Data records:
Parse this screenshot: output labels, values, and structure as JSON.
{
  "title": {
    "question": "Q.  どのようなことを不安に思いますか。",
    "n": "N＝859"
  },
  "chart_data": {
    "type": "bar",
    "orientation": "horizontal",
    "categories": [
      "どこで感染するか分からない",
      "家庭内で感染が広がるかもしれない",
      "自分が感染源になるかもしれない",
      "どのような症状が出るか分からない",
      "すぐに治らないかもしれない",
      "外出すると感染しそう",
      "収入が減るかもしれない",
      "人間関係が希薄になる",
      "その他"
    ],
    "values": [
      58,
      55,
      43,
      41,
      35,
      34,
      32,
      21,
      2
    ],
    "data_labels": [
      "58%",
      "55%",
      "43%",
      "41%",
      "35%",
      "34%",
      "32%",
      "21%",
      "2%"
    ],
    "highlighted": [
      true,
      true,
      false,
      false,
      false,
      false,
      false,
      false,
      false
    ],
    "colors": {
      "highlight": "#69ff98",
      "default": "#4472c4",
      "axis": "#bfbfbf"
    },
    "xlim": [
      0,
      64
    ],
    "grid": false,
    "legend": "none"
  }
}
...
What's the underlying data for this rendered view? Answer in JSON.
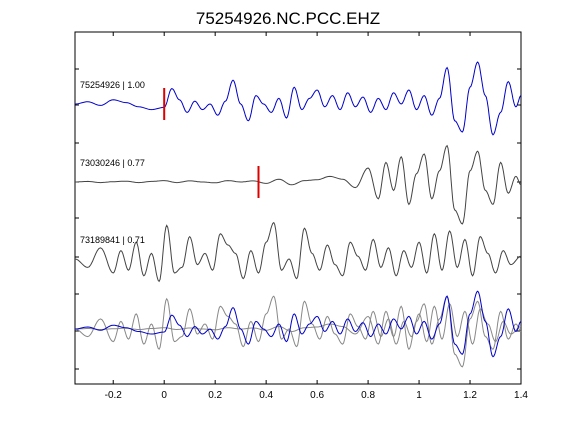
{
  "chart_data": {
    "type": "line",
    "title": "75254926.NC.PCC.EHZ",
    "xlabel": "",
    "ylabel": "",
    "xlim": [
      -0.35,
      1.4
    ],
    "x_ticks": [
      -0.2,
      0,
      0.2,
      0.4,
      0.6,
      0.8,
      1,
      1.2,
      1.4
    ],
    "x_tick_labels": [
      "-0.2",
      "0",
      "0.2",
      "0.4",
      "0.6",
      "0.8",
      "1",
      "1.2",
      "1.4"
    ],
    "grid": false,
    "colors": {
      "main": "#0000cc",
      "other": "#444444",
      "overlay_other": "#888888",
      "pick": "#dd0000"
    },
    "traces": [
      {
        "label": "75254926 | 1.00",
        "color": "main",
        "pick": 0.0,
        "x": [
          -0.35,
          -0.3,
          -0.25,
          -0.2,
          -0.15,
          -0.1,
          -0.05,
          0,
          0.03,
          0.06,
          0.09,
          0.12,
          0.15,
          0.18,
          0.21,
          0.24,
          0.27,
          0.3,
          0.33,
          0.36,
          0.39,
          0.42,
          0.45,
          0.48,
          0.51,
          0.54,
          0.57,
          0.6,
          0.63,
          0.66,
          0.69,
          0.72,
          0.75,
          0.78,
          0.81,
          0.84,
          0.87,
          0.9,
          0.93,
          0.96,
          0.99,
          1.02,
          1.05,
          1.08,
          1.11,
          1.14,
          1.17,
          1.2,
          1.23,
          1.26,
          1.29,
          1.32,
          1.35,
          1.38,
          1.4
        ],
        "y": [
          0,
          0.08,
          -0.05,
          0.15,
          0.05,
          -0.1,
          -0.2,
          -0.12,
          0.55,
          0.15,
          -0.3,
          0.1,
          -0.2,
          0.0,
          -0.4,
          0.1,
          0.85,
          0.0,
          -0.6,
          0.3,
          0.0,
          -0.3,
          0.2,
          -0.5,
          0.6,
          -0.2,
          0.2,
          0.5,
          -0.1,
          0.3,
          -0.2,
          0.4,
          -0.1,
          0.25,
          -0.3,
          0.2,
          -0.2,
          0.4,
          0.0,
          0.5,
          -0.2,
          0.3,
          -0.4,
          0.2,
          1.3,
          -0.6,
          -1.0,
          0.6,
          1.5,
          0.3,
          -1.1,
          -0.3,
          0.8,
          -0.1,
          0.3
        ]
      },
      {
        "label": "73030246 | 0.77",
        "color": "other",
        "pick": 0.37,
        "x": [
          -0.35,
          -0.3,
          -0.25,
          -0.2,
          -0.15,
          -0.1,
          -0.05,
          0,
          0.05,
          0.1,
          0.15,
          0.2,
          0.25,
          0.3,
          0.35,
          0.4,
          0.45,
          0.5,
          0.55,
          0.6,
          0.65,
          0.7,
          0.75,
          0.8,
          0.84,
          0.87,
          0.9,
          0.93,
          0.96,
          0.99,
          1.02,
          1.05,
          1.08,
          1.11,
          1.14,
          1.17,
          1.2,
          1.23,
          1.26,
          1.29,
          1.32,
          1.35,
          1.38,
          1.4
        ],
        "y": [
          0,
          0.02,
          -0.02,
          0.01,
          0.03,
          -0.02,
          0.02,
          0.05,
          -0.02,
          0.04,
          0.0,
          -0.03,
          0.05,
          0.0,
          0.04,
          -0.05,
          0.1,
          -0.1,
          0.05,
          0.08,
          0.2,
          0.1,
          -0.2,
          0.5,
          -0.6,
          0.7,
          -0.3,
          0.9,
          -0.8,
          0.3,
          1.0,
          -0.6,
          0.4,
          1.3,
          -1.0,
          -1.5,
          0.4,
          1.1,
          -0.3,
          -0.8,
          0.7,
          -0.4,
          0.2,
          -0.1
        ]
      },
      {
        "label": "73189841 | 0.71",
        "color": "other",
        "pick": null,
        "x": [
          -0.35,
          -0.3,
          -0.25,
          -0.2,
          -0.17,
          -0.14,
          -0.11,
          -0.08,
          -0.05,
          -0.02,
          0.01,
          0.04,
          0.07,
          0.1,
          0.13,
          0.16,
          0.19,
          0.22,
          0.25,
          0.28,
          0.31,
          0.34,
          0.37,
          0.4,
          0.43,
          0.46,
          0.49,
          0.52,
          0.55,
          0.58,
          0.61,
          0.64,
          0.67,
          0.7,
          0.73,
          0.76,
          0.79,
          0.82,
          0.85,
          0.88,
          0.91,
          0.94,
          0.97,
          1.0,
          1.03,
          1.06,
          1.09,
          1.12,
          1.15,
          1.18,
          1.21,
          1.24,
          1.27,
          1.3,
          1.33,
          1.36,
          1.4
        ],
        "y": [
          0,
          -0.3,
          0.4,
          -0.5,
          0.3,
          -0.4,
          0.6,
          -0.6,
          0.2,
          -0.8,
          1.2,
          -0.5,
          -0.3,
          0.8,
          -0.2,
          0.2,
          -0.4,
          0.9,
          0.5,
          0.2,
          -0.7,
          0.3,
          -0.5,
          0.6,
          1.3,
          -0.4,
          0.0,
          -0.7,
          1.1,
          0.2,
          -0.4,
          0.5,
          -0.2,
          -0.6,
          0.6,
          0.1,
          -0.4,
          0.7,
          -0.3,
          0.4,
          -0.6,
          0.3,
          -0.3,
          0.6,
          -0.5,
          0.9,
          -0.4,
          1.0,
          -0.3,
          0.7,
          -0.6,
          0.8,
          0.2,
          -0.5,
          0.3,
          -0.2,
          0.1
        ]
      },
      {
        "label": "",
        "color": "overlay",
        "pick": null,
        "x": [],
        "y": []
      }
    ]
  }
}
---
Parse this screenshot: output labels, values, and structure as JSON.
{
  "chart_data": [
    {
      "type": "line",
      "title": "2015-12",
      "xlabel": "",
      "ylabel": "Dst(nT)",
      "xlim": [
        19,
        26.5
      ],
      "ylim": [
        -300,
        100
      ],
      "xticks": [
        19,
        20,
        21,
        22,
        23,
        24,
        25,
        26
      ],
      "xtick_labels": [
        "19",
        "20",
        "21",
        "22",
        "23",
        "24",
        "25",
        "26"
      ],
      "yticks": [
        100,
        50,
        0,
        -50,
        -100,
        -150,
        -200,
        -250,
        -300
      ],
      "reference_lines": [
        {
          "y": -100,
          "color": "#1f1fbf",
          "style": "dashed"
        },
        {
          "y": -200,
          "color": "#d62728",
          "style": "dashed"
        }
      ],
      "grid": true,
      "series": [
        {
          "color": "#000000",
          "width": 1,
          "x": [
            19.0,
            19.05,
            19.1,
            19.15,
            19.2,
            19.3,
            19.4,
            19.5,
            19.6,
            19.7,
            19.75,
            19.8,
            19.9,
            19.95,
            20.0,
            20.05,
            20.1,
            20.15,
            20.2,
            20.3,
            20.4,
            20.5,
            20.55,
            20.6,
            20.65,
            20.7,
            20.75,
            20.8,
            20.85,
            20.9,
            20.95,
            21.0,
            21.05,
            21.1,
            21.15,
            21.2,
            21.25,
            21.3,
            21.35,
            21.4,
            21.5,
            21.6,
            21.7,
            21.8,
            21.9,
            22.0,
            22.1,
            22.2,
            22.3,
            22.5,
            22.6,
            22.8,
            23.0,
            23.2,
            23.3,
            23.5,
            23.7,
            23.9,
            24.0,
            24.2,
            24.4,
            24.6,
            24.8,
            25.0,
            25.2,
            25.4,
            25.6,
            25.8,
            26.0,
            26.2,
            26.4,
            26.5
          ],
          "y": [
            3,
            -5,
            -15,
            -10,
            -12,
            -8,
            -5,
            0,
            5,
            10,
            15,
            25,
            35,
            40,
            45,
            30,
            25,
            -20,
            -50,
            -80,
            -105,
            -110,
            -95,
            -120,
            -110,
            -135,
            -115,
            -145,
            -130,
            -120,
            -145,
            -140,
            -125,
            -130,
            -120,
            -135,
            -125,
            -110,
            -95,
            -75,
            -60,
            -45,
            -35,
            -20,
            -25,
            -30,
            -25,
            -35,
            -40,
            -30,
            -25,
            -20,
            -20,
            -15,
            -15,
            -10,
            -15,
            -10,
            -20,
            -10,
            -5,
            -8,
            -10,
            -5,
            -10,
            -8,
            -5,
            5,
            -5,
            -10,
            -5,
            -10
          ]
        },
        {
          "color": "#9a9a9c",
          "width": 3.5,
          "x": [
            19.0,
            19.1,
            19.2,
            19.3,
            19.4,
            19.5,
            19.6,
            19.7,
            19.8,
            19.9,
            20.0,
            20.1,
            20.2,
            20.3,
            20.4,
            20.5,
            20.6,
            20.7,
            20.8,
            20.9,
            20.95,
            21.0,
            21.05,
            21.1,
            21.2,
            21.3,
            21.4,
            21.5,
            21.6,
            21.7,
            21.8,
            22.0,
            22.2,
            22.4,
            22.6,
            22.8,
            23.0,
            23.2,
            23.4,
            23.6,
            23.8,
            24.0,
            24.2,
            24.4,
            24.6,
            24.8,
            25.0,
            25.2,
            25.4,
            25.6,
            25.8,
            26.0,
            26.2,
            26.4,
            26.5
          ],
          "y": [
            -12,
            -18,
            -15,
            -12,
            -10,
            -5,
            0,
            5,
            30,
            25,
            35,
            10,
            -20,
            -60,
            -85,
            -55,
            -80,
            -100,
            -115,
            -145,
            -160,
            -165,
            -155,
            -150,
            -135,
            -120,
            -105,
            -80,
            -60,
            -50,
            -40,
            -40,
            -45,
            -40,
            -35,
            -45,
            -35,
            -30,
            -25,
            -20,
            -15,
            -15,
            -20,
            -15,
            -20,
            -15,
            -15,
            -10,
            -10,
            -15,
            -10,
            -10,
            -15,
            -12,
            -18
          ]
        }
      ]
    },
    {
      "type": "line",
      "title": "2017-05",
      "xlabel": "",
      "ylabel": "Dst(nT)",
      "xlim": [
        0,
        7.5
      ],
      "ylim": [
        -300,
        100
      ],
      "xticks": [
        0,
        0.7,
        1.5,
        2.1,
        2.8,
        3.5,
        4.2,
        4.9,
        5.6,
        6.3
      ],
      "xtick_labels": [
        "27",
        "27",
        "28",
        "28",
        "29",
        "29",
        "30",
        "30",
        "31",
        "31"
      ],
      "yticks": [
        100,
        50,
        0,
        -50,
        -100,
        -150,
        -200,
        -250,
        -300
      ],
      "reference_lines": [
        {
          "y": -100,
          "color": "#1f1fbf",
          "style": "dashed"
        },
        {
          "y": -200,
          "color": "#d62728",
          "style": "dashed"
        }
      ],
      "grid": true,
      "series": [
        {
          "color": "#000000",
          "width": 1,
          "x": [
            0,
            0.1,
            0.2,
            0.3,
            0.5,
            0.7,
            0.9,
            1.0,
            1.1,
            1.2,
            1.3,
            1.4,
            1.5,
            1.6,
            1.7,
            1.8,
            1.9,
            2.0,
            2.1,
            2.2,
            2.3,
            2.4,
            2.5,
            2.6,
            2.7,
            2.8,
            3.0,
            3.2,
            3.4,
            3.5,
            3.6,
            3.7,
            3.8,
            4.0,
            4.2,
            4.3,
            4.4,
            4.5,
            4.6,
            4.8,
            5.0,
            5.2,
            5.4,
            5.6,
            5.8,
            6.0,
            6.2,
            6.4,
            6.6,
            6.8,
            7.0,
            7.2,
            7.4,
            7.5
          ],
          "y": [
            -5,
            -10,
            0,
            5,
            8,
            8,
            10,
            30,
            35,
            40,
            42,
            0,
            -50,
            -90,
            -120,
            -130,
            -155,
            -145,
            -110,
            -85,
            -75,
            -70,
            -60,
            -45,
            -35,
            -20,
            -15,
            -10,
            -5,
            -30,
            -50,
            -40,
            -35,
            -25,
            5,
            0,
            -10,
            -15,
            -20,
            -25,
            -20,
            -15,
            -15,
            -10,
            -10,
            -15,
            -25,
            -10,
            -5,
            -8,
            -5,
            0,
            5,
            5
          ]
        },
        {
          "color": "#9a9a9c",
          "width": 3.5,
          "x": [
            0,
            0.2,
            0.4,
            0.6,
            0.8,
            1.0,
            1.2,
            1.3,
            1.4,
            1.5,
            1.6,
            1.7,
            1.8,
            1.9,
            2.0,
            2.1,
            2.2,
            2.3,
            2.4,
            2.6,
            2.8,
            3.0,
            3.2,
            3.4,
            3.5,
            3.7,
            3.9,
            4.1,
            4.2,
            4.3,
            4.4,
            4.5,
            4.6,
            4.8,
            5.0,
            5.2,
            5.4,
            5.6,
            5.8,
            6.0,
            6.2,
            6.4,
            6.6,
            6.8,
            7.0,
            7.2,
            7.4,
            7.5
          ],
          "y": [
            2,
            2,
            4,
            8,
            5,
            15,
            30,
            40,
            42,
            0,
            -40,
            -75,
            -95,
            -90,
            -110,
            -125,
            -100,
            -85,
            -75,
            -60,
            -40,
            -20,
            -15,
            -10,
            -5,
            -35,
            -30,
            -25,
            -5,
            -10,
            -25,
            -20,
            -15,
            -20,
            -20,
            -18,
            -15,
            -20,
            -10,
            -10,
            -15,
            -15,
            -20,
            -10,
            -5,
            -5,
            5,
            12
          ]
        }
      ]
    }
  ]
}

- What this task involves -
Work through the records line by line and tally those holding "pick". Reply with the number alone.

- Completed task -
5